Stored dataset items
******

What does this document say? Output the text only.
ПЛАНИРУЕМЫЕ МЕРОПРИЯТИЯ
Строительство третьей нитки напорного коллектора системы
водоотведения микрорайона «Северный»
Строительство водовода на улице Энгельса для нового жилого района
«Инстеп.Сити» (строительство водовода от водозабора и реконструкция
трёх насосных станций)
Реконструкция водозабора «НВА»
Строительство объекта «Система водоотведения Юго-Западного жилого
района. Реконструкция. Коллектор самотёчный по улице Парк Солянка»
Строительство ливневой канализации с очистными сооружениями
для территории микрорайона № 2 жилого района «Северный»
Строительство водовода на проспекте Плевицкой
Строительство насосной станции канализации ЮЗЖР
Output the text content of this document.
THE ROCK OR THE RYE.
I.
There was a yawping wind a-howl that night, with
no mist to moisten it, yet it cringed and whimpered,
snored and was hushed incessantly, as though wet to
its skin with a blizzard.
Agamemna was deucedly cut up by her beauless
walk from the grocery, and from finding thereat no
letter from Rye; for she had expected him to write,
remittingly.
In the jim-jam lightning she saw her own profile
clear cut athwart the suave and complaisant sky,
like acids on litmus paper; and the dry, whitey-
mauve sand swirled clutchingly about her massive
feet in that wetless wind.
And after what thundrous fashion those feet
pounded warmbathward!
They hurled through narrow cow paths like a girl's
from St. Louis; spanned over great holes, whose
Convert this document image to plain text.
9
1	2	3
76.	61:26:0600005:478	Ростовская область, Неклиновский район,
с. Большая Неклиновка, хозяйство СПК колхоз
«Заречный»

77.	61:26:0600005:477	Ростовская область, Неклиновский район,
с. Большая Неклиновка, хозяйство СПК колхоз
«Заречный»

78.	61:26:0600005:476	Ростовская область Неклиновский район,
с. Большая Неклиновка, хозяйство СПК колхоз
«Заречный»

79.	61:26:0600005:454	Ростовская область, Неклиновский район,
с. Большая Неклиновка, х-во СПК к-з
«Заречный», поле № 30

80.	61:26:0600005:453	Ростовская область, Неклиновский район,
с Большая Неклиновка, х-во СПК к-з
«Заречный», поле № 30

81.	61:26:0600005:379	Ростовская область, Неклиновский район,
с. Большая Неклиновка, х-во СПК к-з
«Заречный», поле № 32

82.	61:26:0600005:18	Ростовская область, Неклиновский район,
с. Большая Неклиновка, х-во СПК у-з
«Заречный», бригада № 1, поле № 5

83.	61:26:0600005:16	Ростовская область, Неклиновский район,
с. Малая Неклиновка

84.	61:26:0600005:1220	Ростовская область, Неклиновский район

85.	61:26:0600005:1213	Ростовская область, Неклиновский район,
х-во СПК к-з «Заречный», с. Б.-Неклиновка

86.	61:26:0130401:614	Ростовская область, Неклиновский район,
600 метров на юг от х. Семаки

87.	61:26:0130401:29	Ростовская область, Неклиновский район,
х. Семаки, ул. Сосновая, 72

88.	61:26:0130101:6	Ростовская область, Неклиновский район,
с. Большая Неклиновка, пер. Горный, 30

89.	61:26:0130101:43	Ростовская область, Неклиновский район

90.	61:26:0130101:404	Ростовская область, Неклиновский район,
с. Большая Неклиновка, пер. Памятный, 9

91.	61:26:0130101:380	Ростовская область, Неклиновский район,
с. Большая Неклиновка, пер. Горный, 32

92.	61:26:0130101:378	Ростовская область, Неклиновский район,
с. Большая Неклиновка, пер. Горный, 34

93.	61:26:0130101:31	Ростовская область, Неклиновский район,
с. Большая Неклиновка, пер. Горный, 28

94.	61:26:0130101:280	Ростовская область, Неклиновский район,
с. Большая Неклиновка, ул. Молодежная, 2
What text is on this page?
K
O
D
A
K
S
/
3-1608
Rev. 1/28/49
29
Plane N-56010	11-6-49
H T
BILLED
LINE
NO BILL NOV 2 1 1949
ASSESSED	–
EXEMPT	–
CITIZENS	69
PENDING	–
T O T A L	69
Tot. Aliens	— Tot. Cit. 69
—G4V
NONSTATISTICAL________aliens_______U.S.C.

******

**THE PROBLEM**
Copy down the whole of the data above, matching it exactly.

**FULL OUTPUT**
What does this document say? Output the text only.
ПЛАНИРУЕМЫЕ МЕРОПРИЯТИЯ
Строительство третьей нитки напорного коллектора системы
водоотведения микрорайона «Северный»
Строительство водовода на улице Энгельса для нового жилого района
«Инстеп.Сити» (строительство водовода от водозабора и реконструкция
трёх насосных станций)
Реконструкция водозабора «НВА»
Строительство объекта «Система водоотведения Юго-Западного жилого
района. Реконструкция. Коллектор самотёчный по улице Парк Солянка»
Строительство ливневой канализации с очистными сооружениями
для территории микрорайона № 2 жилого района «Северный»
Строительство водовода на проспекте Плевицкой
Строительство насосной станции канализации ЮЗЖР
Output the text content of this document.
THE ROCK OR THE RYE.
I.
There was a yawping wind a-howl that night, with
no mist to moisten it, yet it cringed and whimpered,
snored and was hushed incessantly, as though wet to
its skin with a blizzard.
Agamemna was deucedly cut up by her beauless
walk from the grocery, and from finding thereat no
letter from Rye; for she had expected him to write,
remittingly.
In the jim-jam lightning she saw her own profile
clear cut athwart the suave and complaisant sky,
like acids on litmus paper; and the dry, whitey-
mauve sand swirled clutchingly about her massive
feet in that wetless wind.
And after what thundrous fashion those feet
pounded warmbathward!
They hurled through narrow cow paths like a girl's
from St. Louis; spanned over great holes, whose
Convert this document image to plain text.
9
1	2	3
76.	61:26:0600005:478	Ростовская область, Неклиновский район,
с. Большая Неклиновка, хозяйство СПК колхоз
«Заречный»

77.	61:26:0600005:477	Ростовская область, Неклиновский район,
с. Большая Неклиновка, хозяйство СПК колхоз
«Заречный»

78.	61:26:0600005:476	Ростовская область Неклиновский район,
с. Большая Неклиновка, хозяйство СПК колхоз
«Заречный»

79.	61:26:0600005:454	Ростовская область, Неклиновский район,
с. Большая Неклиновка, х-во СПК к-з
«Заречный», поле № 30

80.	61:26:0600005:453	Ростовская область, Неклиновский район,
с Большая Неклиновка, х-во СПК к-з
«Заречный», поле № 30

81.	61:26:0600005:379	Ростовская область, Неклиновский район,
с. Большая Неклиновка, х-во СПК к-з
«Заречный», поле № 32

82.	61:26:0600005:18	Ростовская область, Неклиновский район,
с. Большая Неклиновка, х-во СПК у-з
«Заречный», бригада № 1, поле № 5

83.	61:26:0600005:16	Ростовская область, Неклиновский район,
с. Малая Неклиновка

84.	61:26:0600005:1220	Ростовская область, Неклиновский район

85.	61:26:0600005:1213	Ростовская область, Неклиновский район,
х-во СПК к-з «Заречный», с. Б.-Неклиновка

86.	61:26:0130401:614	Ростовская область, Неклиновский район,
600 метров на юг от х. Семаки

87.	61:26:0130401:29	Ростовская область, Неклиновский район,
х. Семаки, ул. Сосновая, 72

88.	61:26:0130101:6	Ростовская область, Неклиновский район,
с. Большая Неклиновка, пер. Горный, 30

89.	61:26:0130101:43	Ростовская область, Неклиновский район

90.	61:26:0130101:404	Ростовская область, Неклиновский район,
с. Большая Неклиновка, пер. Памятный, 9

91.	61:26:0130101:380	Ростовская область, Неклиновский район,
с. Большая Неклиновка, пер. Горный, 32

92.	61:26:0130101:378	Ростовская область, Неклиновский район,
с. Большая Неклиновка, пер. Горный, 34

93.	61:26:0130101:31	Ростовская область, Неклиновский район,
с. Большая Неклиновка, пер. Горный, 28

94.	61:26:0130101:280	Ростовская область, Неклиновский район,
с. Большая Неклиновка, ул. Молодежная, 2
What text is on this page?
K
O
D
A
K
S
/
3-1608
Rev. 1/28/49
29
Plane N-56010	11-6-49
H T
BILLED
LINE
NO BILL NOV 2 1 1949
ASSESSED	–
EXEMPT	–
CITIZENS	69
PENDING	–
T O T A L	69
Tot. Aliens	— Tot. Cit. 69
—G4V
NONSTATISTICAL________aliens_______U.S.C.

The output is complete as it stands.